» **Written exercise**
Omit the images, then output each of the records below exactly.

» **Records to process**
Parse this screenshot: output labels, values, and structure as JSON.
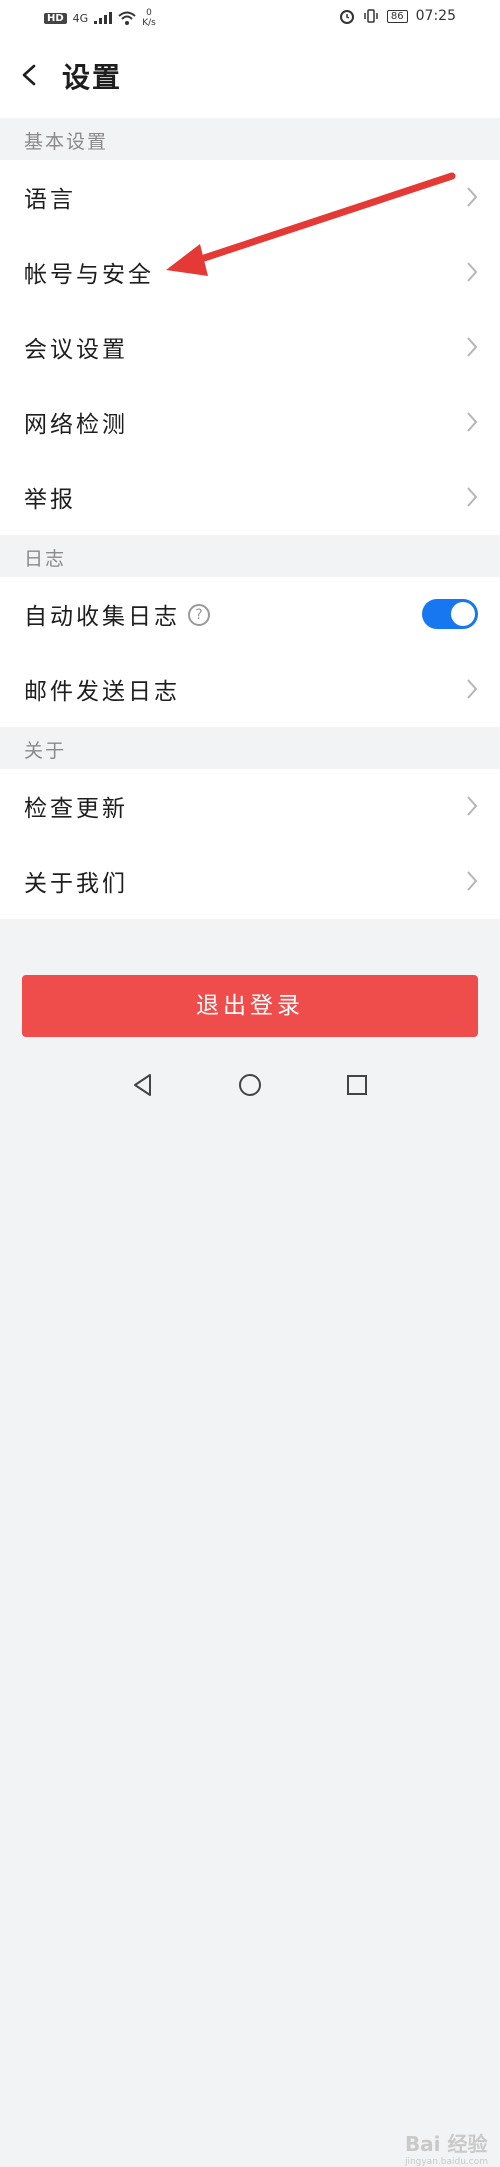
{
  "status_bar": {
    "hd": "HD",
    "network": "4G",
    "speed_value": "0",
    "speed_unit": "K/s",
    "battery": "86",
    "time": "07:25"
  },
  "header": {
    "title": "设置"
  },
  "sections": {
    "basic": "基本设置",
    "log": "日志",
    "about": "关于"
  },
  "items": {
    "language": "语言",
    "account_security": "帐号与安全",
    "meeting_settings": "会议设置",
    "network_check": "网络检测",
    "report": "举报",
    "auto_collect_log": "自动收集日志",
    "email_log": "邮件发送日志",
    "check_update": "检查更新",
    "about_us": "关于我们"
  },
  "auto_collect_log_enabled": true,
  "help_glyph": "?",
  "logout_label": "退出登录",
  "watermark": {
    "brand": "Bai 经验",
    "site": "jingyan.baidu.com"
  },
  "colors": {
    "accent_blue": "#1677f0",
    "logout_red": "#ef4c4c",
    "annotation_arrow": "#e53935"
  }
}
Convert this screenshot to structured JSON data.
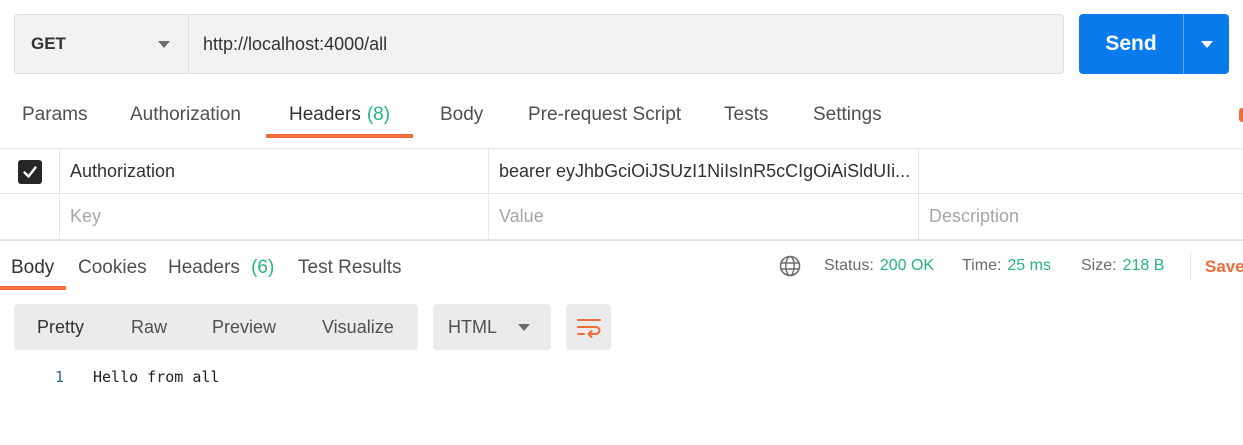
{
  "request": {
    "method": "GET",
    "url": "http://localhost:4000/all",
    "send_label": "Send"
  },
  "request_tabs": [
    {
      "label": "Params"
    },
    {
      "label": "Authorization"
    },
    {
      "label": "Headers",
      "count": "(8)"
    },
    {
      "label": "Body"
    },
    {
      "label": "Pre-request Script"
    },
    {
      "label": "Tests"
    },
    {
      "label": "Settings"
    }
  ],
  "headers_table": {
    "rows": [
      {
        "checked": true,
        "key": "Authorization",
        "value": "bearer eyJhbGciOiJSUzI1NiIsInR5cCIgOiAiSldUIi...",
        "description": ""
      }
    ],
    "placeholders": {
      "key": "Key",
      "value": "Value",
      "description": "Description"
    }
  },
  "response_tabs": [
    {
      "label": "Body"
    },
    {
      "label": "Cookies"
    },
    {
      "label": "Headers",
      "count": "(6)"
    },
    {
      "label": "Test Results"
    }
  ],
  "response_meta": {
    "status_label": "Status:",
    "status_value": "200 OK",
    "time_label": "Time:",
    "time_value": "25 ms",
    "size_label": "Size:",
    "size_value": "218 B",
    "save_label": "Save"
  },
  "format_toolbar": {
    "modes": [
      "Pretty",
      "Raw",
      "Preview",
      "Visualize"
    ],
    "language": "HTML"
  },
  "response_body": {
    "lines": [
      {
        "number": "1",
        "text": "Hello from all"
      }
    ]
  },
  "colors": {
    "accent": "#f26b3a",
    "send": "#097bed",
    "success": "#26b47f"
  }
}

» **Exercise solution**
Parse this screenshot: output labels, values, and structure as JSON.
{
  "status_bar": {
    "hd": "HD",
    "network": "4G",
    "speed_value": "0",
    "speed_unit": "K/s",
    "battery": "86",
    "time": "07:25"
  },
  "header": {
    "title": "设置"
  },
  "sections": {
    "basic": "基本设置",
    "log": "日志",
    "about": "关于"
  },
  "items": {
    "language": "语言",
    "account_security": "帐号与安全",
    "meeting_settings": "会议设置",
    "network_check": "网络检测",
    "report": "举报",
    "auto_collect_log": "自动收集日志",
    "email_log": "邮件发送日志",
    "check_update": "检查更新",
    "about_us": "关于我们"
  },
  "auto_collect_log_enabled": true,
  "help_glyph": "?",
  "logout_label": "退出登录",
  "watermark": {
    "brand": "Bai 经验",
    "site": "jingyan.baidu.com"
  },
  "colors": {
    "accent_blue": "#1677f0",
    "logout_red": "#ef4c4c",
    "annotation_arrow": "#e53935"
  }
}
Convert this screenshot to structured JSON data.
{
  "request": {
    "method": "GET",
    "url": "http://localhost:4000/all",
    "send_label": "Send"
  },
  "request_tabs": [
    {
      "label": "Params"
    },
    {
      "label": "Authorization"
    },
    {
      "label": "Headers",
      "count": "(8)"
    },
    {
      "label": "Body"
    },
    {
      "label": "Pre-request Script"
    },
    {
      "label": "Tests"
    },
    {
      "label": "Settings"
    }
  ],
  "headers_table": {
    "rows": [
      {
        "checked": true,
        "key": "Authorization",
        "value": "bearer eyJhbGciOiJSUzI1NiIsInR5cCIgOiAiSldUIi...",
        "description": ""
      }
    ],
    "placeholders": {
      "key": "Key",
      "value": "Value",
      "description": "Description"
    }
  },
  "response_tabs": [
    {
      "label": "Body"
    },
    {
      "label": "Cookies"
    },
    {
      "label": "Headers",
      "count": "(6)"
    },
    {
      "label": "Test Results"
    }
  ],
  "response_meta": {
    "status_label": "Status:",
    "status_value": "200 OK",
    "time_label": "Time:",
    "time_value": "25 ms",
    "size_label": "Size:",
    "size_value": "218 B",
    "save_label": "Save"
  },
  "format_toolbar": {
    "modes": [
      "Pretty",
      "Raw",
      "Preview",
      "Visualize"
    ],
    "language": "HTML"
  },
  "response_body": {
    "lines": [
      {
        "number": "1",
        "text": "Hello from all"
      }
    ]
  },
  "colors": {
    "accent": "#f26b3a",
    "send": "#097bed",
    "success": "#26b47f"
  }
}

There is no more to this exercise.